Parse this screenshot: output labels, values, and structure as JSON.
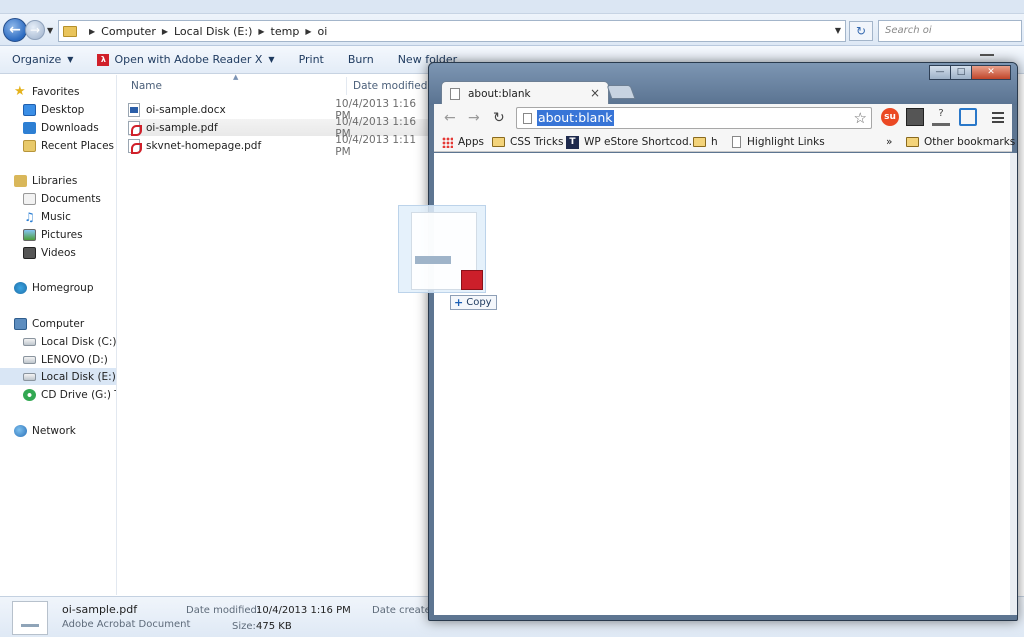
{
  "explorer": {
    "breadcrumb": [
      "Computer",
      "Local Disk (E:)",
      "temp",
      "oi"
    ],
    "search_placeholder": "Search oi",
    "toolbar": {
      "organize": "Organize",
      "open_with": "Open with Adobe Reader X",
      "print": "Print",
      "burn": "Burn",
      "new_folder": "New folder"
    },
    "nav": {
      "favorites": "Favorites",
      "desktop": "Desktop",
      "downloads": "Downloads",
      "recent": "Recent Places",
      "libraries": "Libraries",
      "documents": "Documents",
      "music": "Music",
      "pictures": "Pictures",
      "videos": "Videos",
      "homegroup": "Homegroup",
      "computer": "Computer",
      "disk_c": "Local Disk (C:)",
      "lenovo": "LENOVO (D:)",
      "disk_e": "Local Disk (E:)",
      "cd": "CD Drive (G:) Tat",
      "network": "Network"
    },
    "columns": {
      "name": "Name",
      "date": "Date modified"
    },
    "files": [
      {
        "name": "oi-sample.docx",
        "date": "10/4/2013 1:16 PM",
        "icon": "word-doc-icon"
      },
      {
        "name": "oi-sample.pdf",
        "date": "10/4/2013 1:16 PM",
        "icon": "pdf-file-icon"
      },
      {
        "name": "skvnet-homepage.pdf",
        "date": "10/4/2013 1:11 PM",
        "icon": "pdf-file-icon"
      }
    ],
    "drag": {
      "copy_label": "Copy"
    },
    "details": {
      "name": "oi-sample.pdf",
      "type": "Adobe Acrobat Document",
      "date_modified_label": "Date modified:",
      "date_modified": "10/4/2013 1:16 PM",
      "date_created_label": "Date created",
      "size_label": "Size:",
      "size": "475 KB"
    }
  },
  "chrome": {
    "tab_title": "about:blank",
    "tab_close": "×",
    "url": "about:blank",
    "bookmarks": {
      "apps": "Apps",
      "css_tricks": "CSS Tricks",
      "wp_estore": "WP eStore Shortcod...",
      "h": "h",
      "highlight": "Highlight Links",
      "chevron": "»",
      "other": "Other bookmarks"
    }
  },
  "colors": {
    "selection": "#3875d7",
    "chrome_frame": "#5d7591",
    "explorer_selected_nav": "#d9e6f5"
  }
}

==========

## Short task:
Without the pictures, repeat the listing above exactly.

## Result below:
Parse this screenshot: output labels, values, and structure as JSON.
{
  "explorer": {
    "breadcrumb": [
      "Computer",
      "Local Disk (E:)",
      "temp",
      "oi"
    ],
    "search_placeholder": "Search oi",
    "toolbar": {
      "organize": "Organize",
      "open_with": "Open with Adobe Reader X",
      "print": "Print",
      "burn": "Burn",
      "new_folder": "New folder"
    },
    "nav": {
      "favorites": "Favorites",
      "desktop": "Desktop",
      "downloads": "Downloads",
      "recent": "Recent Places",
      "libraries": "Libraries",
      "documents": "Documents",
      "music": "Music",
      "pictures": "Pictures",
      "videos": "Videos",
      "homegroup": "Homegroup",
      "computer": "Computer",
      "disk_c": "Local Disk (C:)",
      "lenovo": "LENOVO (D:)",
      "disk_e": "Local Disk (E:)",
      "cd": "CD Drive (G:) Tat",
      "network": "Network"
    },
    "columns": {
      "name": "Name",
      "date": "Date modified"
    },
    "files": [
      {
        "name": "oi-sample.docx",
        "date": "10/4/2013 1:16 PM",
        "icon": "word-doc-icon"
      },
      {
        "name": "oi-sample.pdf",
        "date": "10/4/2013 1:16 PM",
        "icon": "pdf-file-icon"
      },
      {
        "name": "skvnet-homepage.pdf",
        "date": "10/4/2013 1:11 PM",
        "icon": "pdf-file-icon"
      }
    ],
    "drag": {
      "copy_label": "Copy"
    },
    "details": {
      "name": "oi-sample.pdf",
      "type": "Adobe Acrobat Document",
      "date_modified_label": "Date modified:",
      "date_modified": "10/4/2013 1:16 PM",
      "date_created_label": "Date created",
      "size_label": "Size:",
      "size": "475 KB"
    }
  },
  "chrome": {
    "tab_title": "about:blank",
    "tab_close": "×",
    "url": "about:blank",
    "bookmarks": {
      "apps": "Apps",
      "css_tricks": "CSS Tricks",
      "wp_estore": "WP eStore Shortcod...",
      "h": "h",
      "highlight": "Highlight Links",
      "chevron": "»",
      "other": "Other bookmarks"
    }
  },
  "colors": {
    "selection": "#3875d7",
    "chrome_frame": "#5d7591",
    "explorer_selected_nav": "#d9e6f5"
  }
}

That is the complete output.